Short task »
Transcribe every entry word for word. Skip the pictures.

Material provided »
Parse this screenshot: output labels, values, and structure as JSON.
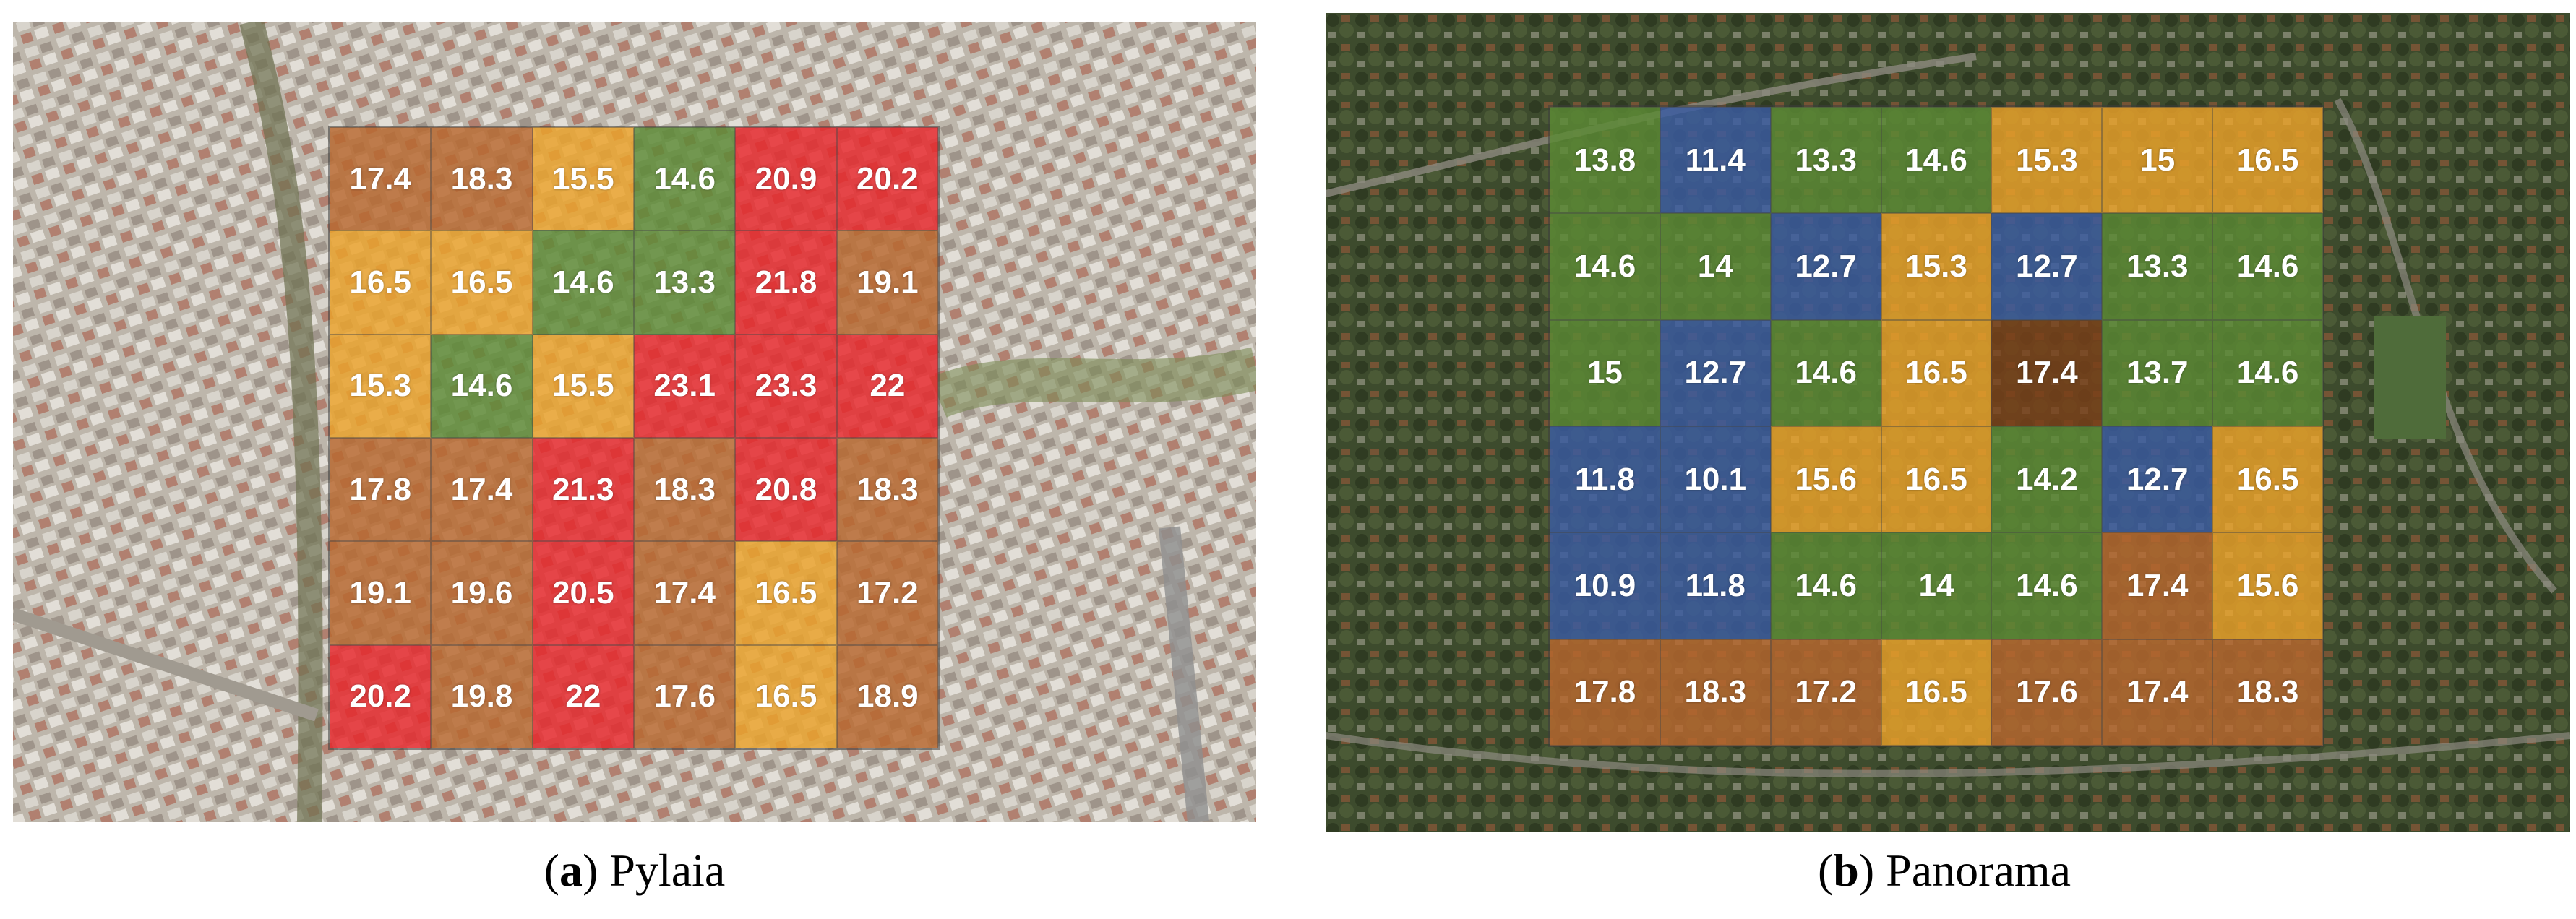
{
  "colors": {
    "red": "#e8262b",
    "brown": "#b8682e",
    "orange": "#eba22a",
    "green": "#5c8a34",
    "blue": "#3a5ca2",
    "darkbrown": "#7a3f19"
  },
  "panels": [
    {
      "id": "a",
      "caption_letter": "a",
      "caption_name": "Pylaia",
      "rows": [
        [
          {
            "v": "17.4",
            "c": "brown"
          },
          {
            "v": "18.3",
            "c": "brown"
          },
          {
            "v": "15.5",
            "c": "orange"
          },
          {
            "v": "14.6",
            "c": "green"
          },
          {
            "v": "20.9",
            "c": "red"
          },
          {
            "v": "20.2",
            "c": "red"
          }
        ],
        [
          {
            "v": "16.5",
            "c": "orange"
          },
          {
            "v": "16.5",
            "c": "orange"
          },
          {
            "v": "14.6",
            "c": "green"
          },
          {
            "v": "13.3",
            "c": "green"
          },
          {
            "v": "21.8",
            "c": "red"
          },
          {
            "v": "19.1",
            "c": "brown"
          }
        ],
        [
          {
            "v": "15.3",
            "c": "orange"
          },
          {
            "v": "14.6",
            "c": "green"
          },
          {
            "v": "15.5",
            "c": "orange"
          },
          {
            "v": "23.1",
            "c": "red"
          },
          {
            "v": "23.3",
            "c": "red"
          },
          {
            "v": "22",
            "c": "red"
          }
        ],
        [
          {
            "v": "17.8",
            "c": "brown"
          },
          {
            "v": "17.4",
            "c": "brown"
          },
          {
            "v": "21.3",
            "c": "red"
          },
          {
            "v": "18.3",
            "c": "brown"
          },
          {
            "v": "20.8",
            "c": "red"
          },
          {
            "v": "18.3",
            "c": "brown"
          }
        ],
        [
          {
            "v": "19.1",
            "c": "brown"
          },
          {
            "v": "19.6",
            "c": "brown"
          },
          {
            "v": "20.5",
            "c": "red"
          },
          {
            "v": "17.4",
            "c": "brown"
          },
          {
            "v": "16.5",
            "c": "orange"
          },
          {
            "v": "17.2",
            "c": "brown"
          }
        ],
        [
          {
            "v": "20.2",
            "c": "red"
          },
          {
            "v": "19.8",
            "c": "brown"
          },
          {
            "v": "22",
            "c": "red"
          },
          {
            "v": "17.6",
            "c": "brown"
          },
          {
            "v": "16.5",
            "c": "orange"
          },
          {
            "v": "18.9",
            "c": "brown"
          }
        ]
      ]
    },
    {
      "id": "b",
      "caption_letter": "b",
      "caption_name": "Panorama",
      "rows": [
        [
          {
            "v": "13.8",
            "c": "green"
          },
          {
            "v": "11.4",
            "c": "blue"
          },
          {
            "v": "13.3",
            "c": "green"
          },
          {
            "v": "14.6",
            "c": "green"
          },
          {
            "v": "15.3",
            "c": "orange"
          },
          {
            "v": "15",
            "c": "orange"
          },
          {
            "v": "16.5",
            "c": "orange"
          }
        ],
        [
          {
            "v": "14.6",
            "c": "green"
          },
          {
            "v": "14",
            "c": "green"
          },
          {
            "v": "12.7",
            "c": "blue"
          },
          {
            "v": "15.3",
            "c": "orange"
          },
          {
            "v": "12.7",
            "c": "blue"
          },
          {
            "v": "13.3",
            "c": "green"
          },
          {
            "v": "14.6",
            "c": "green"
          }
        ],
        [
          {
            "v": "15",
            "c": "green"
          },
          {
            "v": "12.7",
            "c": "blue"
          },
          {
            "v": "14.6",
            "c": "green"
          },
          {
            "v": "16.5",
            "c": "orange"
          },
          {
            "v": "17.4",
            "c": "darkbrown"
          },
          {
            "v": "13.7",
            "c": "green"
          },
          {
            "v": "14.6",
            "c": "green"
          }
        ],
        [
          {
            "v": "11.8",
            "c": "blue"
          },
          {
            "v": "10.1",
            "c": "blue"
          },
          {
            "v": "15.6",
            "c": "orange"
          },
          {
            "v": "16.5",
            "c": "orange"
          },
          {
            "v": "14.2",
            "c": "green"
          },
          {
            "v": "12.7",
            "c": "blue"
          },
          {
            "v": "16.5",
            "c": "orange"
          }
        ],
        [
          {
            "v": "10.9",
            "c": "blue"
          },
          {
            "v": "11.8",
            "c": "blue"
          },
          {
            "v": "14.6",
            "c": "green"
          },
          {
            "v": "14",
            "c": "green"
          },
          {
            "v": "14.6",
            "c": "green"
          },
          {
            "v": "17.4",
            "c": "brown"
          },
          {
            "v": "15.6",
            "c": "orange"
          }
        ],
        [
          {
            "v": "17.8",
            "c": "brown"
          },
          {
            "v": "18.3",
            "c": "brown"
          },
          {
            "v": "17.2",
            "c": "brown"
          },
          {
            "v": "16.5",
            "c": "orange"
          },
          {
            "v": "17.6",
            "c": "brown"
          },
          {
            "v": "17.4",
            "c": "brown"
          },
          {
            "v": "18.3",
            "c": "brown"
          }
        ]
      ]
    }
  ]
}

Task solution »
Parse this screenshot: output labels, values, and structure as JSON.
{
  "colors": {
    "red": "#e8262b",
    "brown": "#b8682e",
    "orange": "#eba22a",
    "green": "#5c8a34",
    "blue": "#3a5ca2",
    "darkbrown": "#7a3f19"
  },
  "panels": [
    {
      "id": "a",
      "caption_letter": "a",
      "caption_name": "Pylaia",
      "rows": [
        [
          {
            "v": "17.4",
            "c": "brown"
          },
          {
            "v": "18.3",
            "c": "brown"
          },
          {
            "v": "15.5",
            "c": "orange"
          },
          {
            "v": "14.6",
            "c": "green"
          },
          {
            "v": "20.9",
            "c": "red"
          },
          {
            "v": "20.2",
            "c": "red"
          }
        ],
        [
          {
            "v": "16.5",
            "c": "orange"
          },
          {
            "v": "16.5",
            "c": "orange"
          },
          {
            "v": "14.6",
            "c": "green"
          },
          {
            "v": "13.3",
            "c": "green"
          },
          {
            "v": "21.8",
            "c": "red"
          },
          {
            "v": "19.1",
            "c": "brown"
          }
        ],
        [
          {
            "v": "15.3",
            "c": "orange"
          },
          {
            "v": "14.6",
            "c": "green"
          },
          {
            "v": "15.5",
            "c": "orange"
          },
          {
            "v": "23.1",
            "c": "red"
          },
          {
            "v": "23.3",
            "c": "red"
          },
          {
            "v": "22",
            "c": "red"
          }
        ],
        [
          {
            "v": "17.8",
            "c": "brown"
          },
          {
            "v": "17.4",
            "c": "brown"
          },
          {
            "v": "21.3",
            "c": "red"
          },
          {
            "v": "18.3",
            "c": "brown"
          },
          {
            "v": "20.8",
            "c": "red"
          },
          {
            "v": "18.3",
            "c": "brown"
          }
        ],
        [
          {
            "v": "19.1",
            "c": "brown"
          },
          {
            "v": "19.6",
            "c": "brown"
          },
          {
            "v": "20.5",
            "c": "red"
          },
          {
            "v": "17.4",
            "c": "brown"
          },
          {
            "v": "16.5",
            "c": "orange"
          },
          {
            "v": "17.2",
            "c": "brown"
          }
        ],
        [
          {
            "v": "20.2",
            "c": "red"
          },
          {
            "v": "19.8",
            "c": "brown"
          },
          {
            "v": "22",
            "c": "red"
          },
          {
            "v": "17.6",
            "c": "brown"
          },
          {
            "v": "16.5",
            "c": "orange"
          },
          {
            "v": "18.9",
            "c": "brown"
          }
        ]
      ]
    },
    {
      "id": "b",
      "caption_letter": "b",
      "caption_name": "Panorama",
      "rows": [
        [
          {
            "v": "13.8",
            "c": "green"
          },
          {
            "v": "11.4",
            "c": "blue"
          },
          {
            "v": "13.3",
            "c": "green"
          },
          {
            "v": "14.6",
            "c": "green"
          },
          {
            "v": "15.3",
            "c": "orange"
          },
          {
            "v": "15",
            "c": "orange"
          },
          {
            "v": "16.5",
            "c": "orange"
          }
        ],
        [
          {
            "v": "14.6",
            "c": "green"
          },
          {
            "v": "14",
            "c": "green"
          },
          {
            "v": "12.7",
            "c": "blue"
          },
          {
            "v": "15.3",
            "c": "orange"
          },
          {
            "v": "12.7",
            "c": "blue"
          },
          {
            "v": "13.3",
            "c": "green"
          },
          {
            "v": "14.6",
            "c": "green"
          }
        ],
        [
          {
            "v": "15",
            "c": "green"
          },
          {
            "v": "12.7",
            "c": "blue"
          },
          {
            "v": "14.6",
            "c": "green"
          },
          {
            "v": "16.5",
            "c": "orange"
          },
          {
            "v": "17.4",
            "c": "darkbrown"
          },
          {
            "v": "13.7",
            "c": "green"
          },
          {
            "v": "14.6",
            "c": "green"
          }
        ],
        [
          {
            "v": "11.8",
            "c": "blue"
          },
          {
            "v": "10.1",
            "c": "blue"
          },
          {
            "v": "15.6",
            "c": "orange"
          },
          {
            "v": "16.5",
            "c": "orange"
          },
          {
            "v": "14.2",
            "c": "green"
          },
          {
            "v": "12.7",
            "c": "blue"
          },
          {
            "v": "16.5",
            "c": "orange"
          }
        ],
        [
          {
            "v": "10.9",
            "c": "blue"
          },
          {
            "v": "11.8",
            "c": "blue"
          },
          {
            "v": "14.6",
            "c": "green"
          },
          {
            "v": "14",
            "c": "green"
          },
          {
            "v": "14.6",
            "c": "green"
          },
          {
            "v": "17.4",
            "c": "brown"
          },
          {
            "v": "15.6",
            "c": "orange"
          }
        ],
        [
          {
            "v": "17.8",
            "c": "brown"
          },
          {
            "v": "18.3",
            "c": "brown"
          },
          {
            "v": "17.2",
            "c": "brown"
          },
          {
            "v": "16.5",
            "c": "orange"
          },
          {
            "v": "17.6",
            "c": "brown"
          },
          {
            "v": "17.4",
            "c": "brown"
          },
          {
            "v": "18.3",
            "c": "brown"
          }
        ]
      ]
    }
  ]
}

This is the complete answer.